All the data must come back unchanged, except that pictures are left out.

:: Task material ::
►

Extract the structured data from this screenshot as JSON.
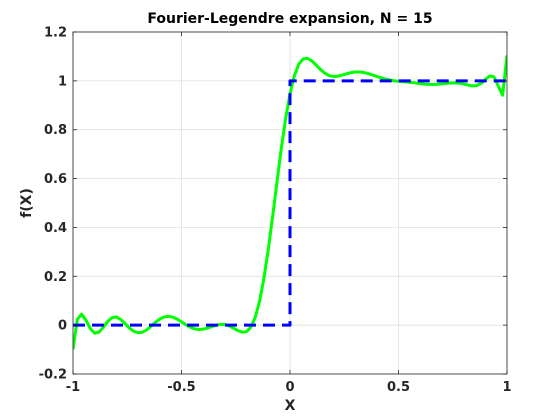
{
  "chart_data": {
    "type": "line",
    "title": "Fourier-Legendre expansion, N = 15",
    "xlabel": "X",
    "ylabel": "f(X)",
    "xlim": [
      -1,
      1
    ],
    "ylim": [
      -0.2,
      1.2
    ],
    "xticks": [
      -1,
      -0.5,
      0,
      0.5,
      1
    ],
    "xtick_labels": [
      "-1",
      "-0.5",
      "0",
      "0.5",
      "1"
    ],
    "yticks": [
      -0.2,
      0,
      0.2,
      0.4,
      0.6,
      0.8,
      1,
      1.2
    ],
    "ytick_labels": [
      "-0.2",
      "0",
      "0.2",
      "0.4",
      "0.6",
      "0.8",
      "1",
      "1.2"
    ],
    "grid": true,
    "series": [
      {
        "style": "solid",
        "color": "#00ff00",
        "x": [
          -1,
          -0.98,
          -0.96,
          -0.94,
          -0.92,
          -0.9,
          -0.88,
          -0.86,
          -0.84,
          -0.82,
          -0.8,
          -0.78,
          -0.76,
          -0.74,
          -0.72,
          -0.7,
          -0.68,
          -0.66,
          -0.64,
          -0.62,
          -0.6,
          -0.58,
          -0.56,
          -0.54,
          -0.52,
          -0.5,
          -0.48,
          -0.46,
          -0.44,
          -0.42,
          -0.4,
          -0.38,
          -0.36,
          -0.34,
          -0.32,
          -0.3,
          -0.28,
          -0.26,
          -0.24,
          -0.22,
          -0.2,
          -0.18,
          -0.16,
          -0.14,
          -0.12,
          -0.1,
          -0.08,
          -0.06,
          -0.04,
          -0.02,
          0,
          0.02,
          0.04,
          0.06,
          0.08,
          0.1,
          0.12,
          0.14,
          0.16,
          0.18,
          0.2,
          0.22,
          0.24,
          0.26,
          0.28,
          0.3,
          0.32,
          0.34,
          0.36,
          0.38,
          0.4,
          0.42,
          0.44,
          0.46,
          0.48,
          0.5,
          0.52,
          0.54,
          0.56,
          0.58,
          0.6,
          0.62,
          0.64,
          0.66,
          0.68,
          0.7,
          0.72,
          0.74,
          0.76,
          0.78,
          0.8,
          0.82,
          0.84,
          0.86,
          0.88,
          0.9,
          0.92,
          0.94,
          0.96,
          0.98,
          1
        ],
        "y": [
          -0.0996,
          0.0238,
          0.0452,
          0.0197,
          -0.0147,
          -0.0332,
          -0.0286,
          -0.0084,
          0.0152,
          0.0308,
          0.0334,
          0.0234,
          0.0062,
          -0.0117,
          -0.0252,
          -0.0312,
          -0.0288,
          -0.0189,
          -0.0043,
          0.0114,
          0.0248,
          0.0335,
          0.0362,
          0.0328,
          0.0246,
          0.0134,
          0.0019,
          -0.0082,
          -0.0151,
          -0.0178,
          -0.0164,
          -0.0118,
          -0.0058,
          -0.0003,
          0.003,
          0.0024,
          -0.0031,
          -0.0123,
          -0.0224,
          -0.0289,
          -0.0263,
          -0.008,
          0.0322,
          0.0989,
          0.1927,
          0.3103,
          0.4448,
          0.5864,
          0.7239,
          0.8466,
          0.947,
          1.0209,
          1.0675,
          1.0897,
          1.0925,
          1.0823,
          1.0651,
          1.0468,
          1.0316,
          1.0218,
          1.0179,
          1.019,
          1.0234,
          1.0289,
          1.0336,
          1.0363,
          1.0365,
          1.0341,
          1.0298,
          1.0242,
          1.0181,
          1.0124,
          1.0074,
          1.0035,
          1.0006,
          0.9985,
          0.9968,
          0.9951,
          0.9932,
          0.991,
          0.9888,
          0.9868,
          0.9855,
          0.9852,
          0.9859,
          0.9875,
          0.9896,
          0.9913,
          0.9918,
          0.9905,
          0.9871,
          0.9827,
          0.9794,
          0.9806,
          0.9893,
          1.0052,
          1.0198,
          1.0166,
          0.9786,
          0.9414,
          1.104
        ]
      },
      {
        "style": "dashed",
        "color": "#0000ff",
        "x": [
          -1,
          0,
          0,
          1
        ],
        "y": [
          0,
          0,
          1,
          1
        ]
      }
    ]
  }
}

◄

:: Solution to this problem ::
Extract the structured data from this screenshot as JSON.
{
  "chart_data": {
    "type": "line",
    "title": "Fourier-Legendre expansion, N = 15",
    "xlabel": "X",
    "ylabel": "f(X)",
    "xlim": [
      -1,
      1
    ],
    "ylim": [
      -0.2,
      1.2
    ],
    "xticks": [
      -1,
      -0.5,
      0,
      0.5,
      1
    ],
    "xtick_labels": [
      "-1",
      "-0.5",
      "0",
      "0.5",
      "1"
    ],
    "yticks": [
      -0.2,
      0,
      0.2,
      0.4,
      0.6,
      0.8,
      1,
      1.2
    ],
    "ytick_labels": [
      "-0.2",
      "0",
      "0.2",
      "0.4",
      "0.6",
      "0.8",
      "1",
      "1.2"
    ],
    "grid": true,
    "series": [
      {
        "style": "solid",
        "color": "#00ff00",
        "x": [
          -1,
          -0.98,
          -0.96,
          -0.94,
          -0.92,
          -0.9,
          -0.88,
          -0.86,
          -0.84,
          -0.82,
          -0.8,
          -0.78,
          -0.76,
          -0.74,
          -0.72,
          -0.7,
          -0.68,
          -0.66,
          -0.64,
          -0.62,
          -0.6,
          -0.58,
          -0.56,
          -0.54,
          -0.52,
          -0.5,
          -0.48,
          -0.46,
          -0.44,
          -0.42,
          -0.4,
          -0.38,
          -0.36,
          -0.34,
          -0.32,
          -0.3,
          -0.28,
          -0.26,
          -0.24,
          -0.22,
          -0.2,
          -0.18,
          -0.16,
          -0.14,
          -0.12,
          -0.1,
          -0.08,
          -0.06,
          -0.04,
          -0.02,
          0,
          0.02,
          0.04,
          0.06,
          0.08,
          0.1,
          0.12,
          0.14,
          0.16,
          0.18,
          0.2,
          0.22,
          0.24,
          0.26,
          0.28,
          0.3,
          0.32,
          0.34,
          0.36,
          0.38,
          0.4,
          0.42,
          0.44,
          0.46,
          0.48,
          0.5,
          0.52,
          0.54,
          0.56,
          0.58,
          0.6,
          0.62,
          0.64,
          0.66,
          0.68,
          0.7,
          0.72,
          0.74,
          0.76,
          0.78,
          0.8,
          0.82,
          0.84,
          0.86,
          0.88,
          0.9,
          0.92,
          0.94,
          0.96,
          0.98,
          1
        ],
        "y": [
          -0.0996,
          0.0238,
          0.0452,
          0.0197,
          -0.0147,
          -0.0332,
          -0.0286,
          -0.0084,
          0.0152,
          0.0308,
          0.0334,
          0.0234,
          0.0062,
          -0.0117,
          -0.0252,
          -0.0312,
          -0.0288,
          -0.0189,
          -0.0043,
          0.0114,
          0.0248,
          0.0335,
          0.0362,
          0.0328,
          0.0246,
          0.0134,
          0.0019,
          -0.0082,
          -0.0151,
          -0.0178,
          -0.0164,
          -0.0118,
          -0.0058,
          -0.0003,
          0.003,
          0.0024,
          -0.0031,
          -0.0123,
          -0.0224,
          -0.0289,
          -0.0263,
          -0.008,
          0.0322,
          0.0989,
          0.1927,
          0.3103,
          0.4448,
          0.5864,
          0.7239,
          0.8466,
          0.947,
          1.0209,
          1.0675,
          1.0897,
          1.0925,
          1.0823,
          1.0651,
          1.0468,
          1.0316,
          1.0218,
          1.0179,
          1.019,
          1.0234,
          1.0289,
          1.0336,
          1.0363,
          1.0365,
          1.0341,
          1.0298,
          1.0242,
          1.0181,
          1.0124,
          1.0074,
          1.0035,
          1.0006,
          0.9985,
          0.9968,
          0.9951,
          0.9932,
          0.991,
          0.9888,
          0.9868,
          0.9855,
          0.9852,
          0.9859,
          0.9875,
          0.9896,
          0.9913,
          0.9918,
          0.9905,
          0.9871,
          0.9827,
          0.9794,
          0.9806,
          0.9893,
          1.0052,
          1.0198,
          1.0166,
          0.9786,
          0.9414,
          1.104
        ]
      },
      {
        "style": "dashed",
        "color": "#0000ff",
        "x": [
          -1,
          0,
          0,
          1
        ],
        "y": [
          0,
          0,
          1,
          1
        ]
      }
    ]
  }
}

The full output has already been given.